━━━ Source material ━━━

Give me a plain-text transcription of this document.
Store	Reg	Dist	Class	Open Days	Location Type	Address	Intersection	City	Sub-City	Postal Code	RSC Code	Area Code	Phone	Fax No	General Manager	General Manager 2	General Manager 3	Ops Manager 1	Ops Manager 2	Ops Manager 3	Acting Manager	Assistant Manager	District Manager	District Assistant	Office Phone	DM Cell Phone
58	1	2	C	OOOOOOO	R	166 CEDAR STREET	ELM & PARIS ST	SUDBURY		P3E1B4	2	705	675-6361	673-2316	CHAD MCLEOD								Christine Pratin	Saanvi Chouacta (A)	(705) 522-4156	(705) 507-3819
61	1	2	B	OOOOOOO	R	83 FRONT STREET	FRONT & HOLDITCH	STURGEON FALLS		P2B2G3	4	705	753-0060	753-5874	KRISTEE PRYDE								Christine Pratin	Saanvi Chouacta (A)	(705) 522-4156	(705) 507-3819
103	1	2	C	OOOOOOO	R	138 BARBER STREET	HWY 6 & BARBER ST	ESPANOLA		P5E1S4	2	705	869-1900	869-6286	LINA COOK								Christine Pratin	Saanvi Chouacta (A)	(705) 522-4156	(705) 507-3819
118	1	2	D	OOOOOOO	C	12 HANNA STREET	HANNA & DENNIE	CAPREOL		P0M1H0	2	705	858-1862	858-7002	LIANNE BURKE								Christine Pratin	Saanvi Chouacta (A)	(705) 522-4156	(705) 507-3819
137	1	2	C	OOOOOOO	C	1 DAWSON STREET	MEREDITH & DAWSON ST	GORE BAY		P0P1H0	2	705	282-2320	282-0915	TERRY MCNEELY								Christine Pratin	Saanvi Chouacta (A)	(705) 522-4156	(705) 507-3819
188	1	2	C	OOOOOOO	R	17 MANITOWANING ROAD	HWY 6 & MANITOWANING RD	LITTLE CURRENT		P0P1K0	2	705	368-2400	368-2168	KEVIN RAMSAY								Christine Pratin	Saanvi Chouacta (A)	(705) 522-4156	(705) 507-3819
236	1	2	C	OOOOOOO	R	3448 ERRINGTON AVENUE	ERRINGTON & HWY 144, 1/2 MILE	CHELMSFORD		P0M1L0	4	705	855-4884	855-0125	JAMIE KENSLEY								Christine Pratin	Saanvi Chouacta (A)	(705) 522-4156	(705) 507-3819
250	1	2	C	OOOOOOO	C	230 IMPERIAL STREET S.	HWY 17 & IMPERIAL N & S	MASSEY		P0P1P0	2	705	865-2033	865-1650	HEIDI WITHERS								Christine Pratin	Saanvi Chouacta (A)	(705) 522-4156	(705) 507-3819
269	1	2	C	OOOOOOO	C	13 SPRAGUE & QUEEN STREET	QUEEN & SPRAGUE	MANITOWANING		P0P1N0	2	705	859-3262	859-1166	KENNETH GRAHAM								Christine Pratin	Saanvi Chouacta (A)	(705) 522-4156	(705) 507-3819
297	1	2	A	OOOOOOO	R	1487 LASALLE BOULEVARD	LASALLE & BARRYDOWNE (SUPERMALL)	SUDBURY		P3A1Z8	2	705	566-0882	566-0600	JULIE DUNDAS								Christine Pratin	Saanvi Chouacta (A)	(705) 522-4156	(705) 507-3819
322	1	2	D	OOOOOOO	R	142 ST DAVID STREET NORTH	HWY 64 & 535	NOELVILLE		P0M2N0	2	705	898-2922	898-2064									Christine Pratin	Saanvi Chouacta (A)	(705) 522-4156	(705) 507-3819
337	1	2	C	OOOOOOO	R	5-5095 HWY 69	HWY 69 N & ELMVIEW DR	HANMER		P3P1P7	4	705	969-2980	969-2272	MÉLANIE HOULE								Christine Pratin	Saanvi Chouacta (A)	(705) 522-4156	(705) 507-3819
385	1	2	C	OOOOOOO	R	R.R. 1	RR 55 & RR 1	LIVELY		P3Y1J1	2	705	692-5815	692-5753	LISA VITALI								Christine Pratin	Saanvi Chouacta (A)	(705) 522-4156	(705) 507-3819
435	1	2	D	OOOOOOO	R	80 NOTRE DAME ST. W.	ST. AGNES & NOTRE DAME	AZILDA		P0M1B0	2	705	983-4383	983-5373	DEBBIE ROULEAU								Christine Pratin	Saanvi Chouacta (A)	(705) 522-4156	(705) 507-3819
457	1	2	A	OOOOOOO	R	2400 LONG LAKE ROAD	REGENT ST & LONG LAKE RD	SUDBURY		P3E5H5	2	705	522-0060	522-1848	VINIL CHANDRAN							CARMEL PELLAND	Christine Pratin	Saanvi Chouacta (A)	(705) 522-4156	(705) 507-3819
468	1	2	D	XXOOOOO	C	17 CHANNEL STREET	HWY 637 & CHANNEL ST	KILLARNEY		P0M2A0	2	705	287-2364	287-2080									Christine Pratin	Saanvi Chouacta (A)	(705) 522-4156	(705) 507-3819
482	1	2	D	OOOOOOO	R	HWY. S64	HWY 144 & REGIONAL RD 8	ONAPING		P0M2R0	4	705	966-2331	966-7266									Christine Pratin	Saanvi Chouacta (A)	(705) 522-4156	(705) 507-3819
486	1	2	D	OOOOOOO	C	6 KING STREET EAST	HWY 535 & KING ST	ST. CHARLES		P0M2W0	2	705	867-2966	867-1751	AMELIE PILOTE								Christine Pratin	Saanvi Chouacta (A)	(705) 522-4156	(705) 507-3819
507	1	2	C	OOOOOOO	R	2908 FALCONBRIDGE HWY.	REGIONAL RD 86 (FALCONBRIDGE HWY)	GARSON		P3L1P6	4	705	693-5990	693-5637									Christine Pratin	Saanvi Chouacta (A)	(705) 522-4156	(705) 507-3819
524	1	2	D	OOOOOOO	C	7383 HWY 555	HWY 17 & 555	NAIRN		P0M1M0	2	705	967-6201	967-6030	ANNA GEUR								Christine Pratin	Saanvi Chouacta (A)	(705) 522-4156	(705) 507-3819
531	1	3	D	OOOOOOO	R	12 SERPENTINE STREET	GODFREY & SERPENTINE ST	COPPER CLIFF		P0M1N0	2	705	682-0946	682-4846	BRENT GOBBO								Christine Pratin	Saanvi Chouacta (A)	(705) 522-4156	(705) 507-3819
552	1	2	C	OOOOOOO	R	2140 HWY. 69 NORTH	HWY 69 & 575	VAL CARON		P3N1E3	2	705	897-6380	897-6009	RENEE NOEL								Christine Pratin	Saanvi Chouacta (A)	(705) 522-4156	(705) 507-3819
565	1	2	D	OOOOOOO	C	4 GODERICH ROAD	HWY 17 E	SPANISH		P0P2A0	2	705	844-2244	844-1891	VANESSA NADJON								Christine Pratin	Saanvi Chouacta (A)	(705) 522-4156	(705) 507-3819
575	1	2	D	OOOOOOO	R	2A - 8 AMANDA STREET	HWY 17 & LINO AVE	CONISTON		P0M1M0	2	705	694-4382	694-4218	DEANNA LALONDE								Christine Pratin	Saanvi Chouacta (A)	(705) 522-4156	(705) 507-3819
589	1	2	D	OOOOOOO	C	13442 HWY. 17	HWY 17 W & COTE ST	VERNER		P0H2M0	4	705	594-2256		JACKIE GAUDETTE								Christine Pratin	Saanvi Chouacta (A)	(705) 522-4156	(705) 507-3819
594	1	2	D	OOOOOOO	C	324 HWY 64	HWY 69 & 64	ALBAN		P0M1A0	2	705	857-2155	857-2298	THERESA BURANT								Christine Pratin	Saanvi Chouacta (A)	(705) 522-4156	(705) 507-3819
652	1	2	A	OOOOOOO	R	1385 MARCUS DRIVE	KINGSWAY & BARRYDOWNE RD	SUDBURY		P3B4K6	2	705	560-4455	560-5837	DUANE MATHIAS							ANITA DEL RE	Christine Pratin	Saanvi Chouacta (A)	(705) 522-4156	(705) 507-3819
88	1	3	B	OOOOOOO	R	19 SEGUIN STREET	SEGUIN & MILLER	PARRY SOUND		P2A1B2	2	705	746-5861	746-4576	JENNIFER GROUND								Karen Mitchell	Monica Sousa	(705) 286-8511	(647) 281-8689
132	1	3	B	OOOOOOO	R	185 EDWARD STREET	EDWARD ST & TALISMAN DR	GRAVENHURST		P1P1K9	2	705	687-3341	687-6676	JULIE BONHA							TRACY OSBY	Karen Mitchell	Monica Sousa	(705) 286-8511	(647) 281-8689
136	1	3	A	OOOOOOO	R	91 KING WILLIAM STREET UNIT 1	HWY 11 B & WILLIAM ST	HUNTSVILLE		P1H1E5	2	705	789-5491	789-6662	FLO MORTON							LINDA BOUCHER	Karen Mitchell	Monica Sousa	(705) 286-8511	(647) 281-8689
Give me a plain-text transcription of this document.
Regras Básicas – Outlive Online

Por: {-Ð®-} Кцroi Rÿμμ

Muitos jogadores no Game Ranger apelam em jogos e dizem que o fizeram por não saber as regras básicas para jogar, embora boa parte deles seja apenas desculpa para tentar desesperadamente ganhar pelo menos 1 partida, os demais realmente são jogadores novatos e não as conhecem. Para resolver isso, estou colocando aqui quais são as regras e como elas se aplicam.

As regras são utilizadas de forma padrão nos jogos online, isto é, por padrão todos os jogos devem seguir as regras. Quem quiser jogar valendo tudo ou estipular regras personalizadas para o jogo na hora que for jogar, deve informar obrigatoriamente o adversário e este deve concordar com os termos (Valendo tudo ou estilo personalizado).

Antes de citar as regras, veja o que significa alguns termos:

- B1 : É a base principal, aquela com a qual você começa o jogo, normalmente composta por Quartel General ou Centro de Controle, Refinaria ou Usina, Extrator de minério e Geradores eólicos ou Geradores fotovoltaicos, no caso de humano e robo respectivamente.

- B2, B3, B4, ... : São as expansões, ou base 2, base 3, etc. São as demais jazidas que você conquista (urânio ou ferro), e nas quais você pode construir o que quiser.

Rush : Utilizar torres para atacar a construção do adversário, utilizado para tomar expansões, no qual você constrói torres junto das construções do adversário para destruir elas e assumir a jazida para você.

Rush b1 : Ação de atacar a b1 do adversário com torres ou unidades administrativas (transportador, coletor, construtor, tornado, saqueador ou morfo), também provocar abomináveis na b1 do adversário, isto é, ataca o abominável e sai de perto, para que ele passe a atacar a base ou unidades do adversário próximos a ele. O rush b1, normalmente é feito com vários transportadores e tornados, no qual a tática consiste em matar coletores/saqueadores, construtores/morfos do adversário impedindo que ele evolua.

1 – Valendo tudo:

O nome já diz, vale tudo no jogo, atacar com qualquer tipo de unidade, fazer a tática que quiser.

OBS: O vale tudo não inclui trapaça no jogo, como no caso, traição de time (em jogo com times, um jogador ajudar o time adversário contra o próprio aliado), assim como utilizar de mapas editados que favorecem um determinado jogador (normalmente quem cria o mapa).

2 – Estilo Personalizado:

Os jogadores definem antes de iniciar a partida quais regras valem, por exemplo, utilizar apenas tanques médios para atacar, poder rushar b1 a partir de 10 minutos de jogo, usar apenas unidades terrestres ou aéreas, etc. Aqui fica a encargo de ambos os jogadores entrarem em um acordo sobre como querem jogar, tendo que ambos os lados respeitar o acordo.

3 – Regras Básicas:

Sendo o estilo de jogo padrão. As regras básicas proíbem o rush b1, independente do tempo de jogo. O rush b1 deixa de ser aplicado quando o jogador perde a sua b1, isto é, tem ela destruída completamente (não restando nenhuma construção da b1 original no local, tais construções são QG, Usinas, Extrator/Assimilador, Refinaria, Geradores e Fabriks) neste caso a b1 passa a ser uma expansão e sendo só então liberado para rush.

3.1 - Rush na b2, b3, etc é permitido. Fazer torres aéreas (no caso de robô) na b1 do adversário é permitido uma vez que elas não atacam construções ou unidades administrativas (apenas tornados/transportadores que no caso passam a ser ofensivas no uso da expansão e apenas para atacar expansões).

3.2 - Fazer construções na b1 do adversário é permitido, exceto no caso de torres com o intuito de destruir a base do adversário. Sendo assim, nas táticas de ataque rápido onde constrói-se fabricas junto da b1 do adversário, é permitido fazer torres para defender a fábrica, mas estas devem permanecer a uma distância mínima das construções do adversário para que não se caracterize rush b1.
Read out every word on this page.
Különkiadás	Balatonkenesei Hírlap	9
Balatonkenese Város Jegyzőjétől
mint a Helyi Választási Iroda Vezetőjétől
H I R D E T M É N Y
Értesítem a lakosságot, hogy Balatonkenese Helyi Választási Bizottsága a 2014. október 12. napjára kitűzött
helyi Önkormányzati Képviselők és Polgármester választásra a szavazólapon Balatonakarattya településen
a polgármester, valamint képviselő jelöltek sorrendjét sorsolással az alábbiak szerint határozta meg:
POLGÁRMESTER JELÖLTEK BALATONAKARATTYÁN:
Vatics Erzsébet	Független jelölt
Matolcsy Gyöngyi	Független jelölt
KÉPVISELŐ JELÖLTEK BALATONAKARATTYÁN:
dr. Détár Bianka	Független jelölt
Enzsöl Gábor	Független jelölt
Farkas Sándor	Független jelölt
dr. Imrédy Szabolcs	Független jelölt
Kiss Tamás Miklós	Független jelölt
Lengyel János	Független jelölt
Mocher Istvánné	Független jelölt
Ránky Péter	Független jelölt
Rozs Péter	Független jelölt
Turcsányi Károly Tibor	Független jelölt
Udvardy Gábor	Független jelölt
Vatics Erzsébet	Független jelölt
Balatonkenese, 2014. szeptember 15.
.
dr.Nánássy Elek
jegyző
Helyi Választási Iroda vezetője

━━━

» Task: Count each line of the data where the word "JULIE" appears, then reply with the total only.

» Written answer: 2